**SET TASK**
From the listing that follows, extract every line and set it down unaltered.
======== SUPPLIED ENTRIES ========
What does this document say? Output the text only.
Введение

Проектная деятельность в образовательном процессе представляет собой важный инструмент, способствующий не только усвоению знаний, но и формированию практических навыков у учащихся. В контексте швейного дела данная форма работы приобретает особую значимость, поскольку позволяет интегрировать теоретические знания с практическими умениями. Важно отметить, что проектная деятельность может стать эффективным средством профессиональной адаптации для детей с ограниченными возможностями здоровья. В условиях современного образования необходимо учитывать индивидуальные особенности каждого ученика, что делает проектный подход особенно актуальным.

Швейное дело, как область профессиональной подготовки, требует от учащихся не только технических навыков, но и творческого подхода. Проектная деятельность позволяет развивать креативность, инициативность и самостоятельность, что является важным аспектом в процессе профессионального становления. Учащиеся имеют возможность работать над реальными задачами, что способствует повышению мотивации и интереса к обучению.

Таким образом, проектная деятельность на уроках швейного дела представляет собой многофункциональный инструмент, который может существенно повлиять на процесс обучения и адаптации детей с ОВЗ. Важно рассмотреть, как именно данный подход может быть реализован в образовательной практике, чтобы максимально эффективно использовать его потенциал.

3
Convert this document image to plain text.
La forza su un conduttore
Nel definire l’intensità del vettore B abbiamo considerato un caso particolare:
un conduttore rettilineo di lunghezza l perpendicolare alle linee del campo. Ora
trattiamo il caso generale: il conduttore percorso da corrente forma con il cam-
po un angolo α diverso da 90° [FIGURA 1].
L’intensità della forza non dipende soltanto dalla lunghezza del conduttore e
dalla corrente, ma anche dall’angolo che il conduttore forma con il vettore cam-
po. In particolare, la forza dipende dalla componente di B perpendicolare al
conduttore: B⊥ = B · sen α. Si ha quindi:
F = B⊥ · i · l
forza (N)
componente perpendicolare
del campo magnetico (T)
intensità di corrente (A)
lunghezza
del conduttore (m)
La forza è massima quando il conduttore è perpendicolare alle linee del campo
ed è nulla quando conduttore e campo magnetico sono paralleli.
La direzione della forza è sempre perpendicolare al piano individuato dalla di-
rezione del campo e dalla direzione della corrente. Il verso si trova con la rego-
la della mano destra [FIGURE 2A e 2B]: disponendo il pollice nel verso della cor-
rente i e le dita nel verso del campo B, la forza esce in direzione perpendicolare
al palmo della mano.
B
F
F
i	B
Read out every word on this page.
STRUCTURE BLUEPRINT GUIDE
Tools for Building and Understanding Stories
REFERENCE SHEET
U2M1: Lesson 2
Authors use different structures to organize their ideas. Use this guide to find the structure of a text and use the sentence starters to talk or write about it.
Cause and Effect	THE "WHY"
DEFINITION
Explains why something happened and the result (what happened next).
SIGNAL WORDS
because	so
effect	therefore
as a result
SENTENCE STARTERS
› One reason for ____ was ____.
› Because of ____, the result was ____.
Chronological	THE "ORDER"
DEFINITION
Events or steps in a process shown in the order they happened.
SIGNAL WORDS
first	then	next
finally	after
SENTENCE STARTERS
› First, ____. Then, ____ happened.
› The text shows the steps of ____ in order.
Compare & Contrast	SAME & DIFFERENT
========
**COMPLETED EXERCISE**
What does this document say? Output the text only.
Введение

Проектная деятельность в образовательном процессе представляет собой важный инструмент, способствующий не только усвоению знаний, но и формированию практических навыков у учащихся. В контексте швейного дела данная форма работы приобретает особую значимость, поскольку позволяет интегрировать теоретические знания с практическими умениями. Важно отметить, что проектная деятельность может стать эффективным средством профессиональной адаптации для детей с ограниченными возможностями здоровья. В условиях современного образования необходимо учитывать индивидуальные особенности каждого ученика, что делает проектный подход особенно актуальным.

Швейное дело, как область профессиональной подготовки, требует от учащихся не только технических навыков, но и творческого подхода. Проектная деятельность позволяет развивать креативность, инициативность и самостоятельность, что является важным аспектом в процессе профессионального становления. Учащиеся имеют возможность работать над реальными задачами, что способствует повышению мотивации и интереса к обучению.

Таким образом, проектная деятельность на уроках швейного дела представляет собой многофункциональный инструмент, который может существенно повлиять на процесс обучения и адаптации детей с ОВЗ. Важно рассмотреть, как именно данный подход может быть реализован в образовательной практике, чтобы максимально эффективно использовать его потенциал.

3
Convert this document image to plain text.
La forza su un conduttore
Nel definire l’intensità del vettore B abbiamo considerato un caso particolare:
un conduttore rettilineo di lunghezza l perpendicolare alle linee del campo. Ora
trattiamo il caso generale: il conduttore percorso da corrente forma con il cam-
po un angolo α diverso da 90° [FIGURA 1].
L’intensità della forza non dipende soltanto dalla lunghezza del conduttore e
dalla corrente, ma anche dall’angolo che il conduttore forma con il vettore cam-
po. In particolare, la forza dipende dalla componente di B perpendicolare al
conduttore: B⊥ = B · sen α. Si ha quindi:
F = B⊥ · i · l
forza (N)
componente perpendicolare
del campo magnetico (T)
intensità di corrente (A)
lunghezza
del conduttore (m)
La forza è massima quando il conduttore è perpendicolare alle linee del campo
ed è nulla quando conduttore e campo magnetico sono paralleli.
La direzione della forza è sempre perpendicolare al piano individuato dalla di-
rezione del campo e dalla direzione della corrente. Il verso si trova con la rego-
la della mano destra [FIGURE 2A e 2B]: disponendo il pollice nel verso della cor-
rente i e le dita nel verso del campo B, la forza esce in direzione perpendicolare
al palmo della mano.
B
F
F
i	B
Read out every word on this page.
STRUCTURE BLUEPRINT GUIDE
Tools for Building and Understanding Stories
REFERENCE SHEET
U2M1: Lesson 2
Authors use different structures to organize their ideas. Use this guide to find the structure of a text and use the sentence starters to talk or write about it.
Cause and Effect	THE "WHY"
DEFINITION
Explains why something happened and the result (what happened next).
SIGNAL WORDS
because	so
effect	therefore
as a result
SENTENCE STARTERS
› One reason for ____ was ____.
› Because of ____, the result was ____.
Chronological	THE "ORDER"
DEFINITION
Events or steps in a process shown in the order they happened.
SIGNAL WORDS
first	then	next
finally	after
SENTENCE STARTERS
› First, ____. Then, ____ happened.
› The text shows the steps of ____ in order.
Compare & Contrast	SAME & DIFFERENT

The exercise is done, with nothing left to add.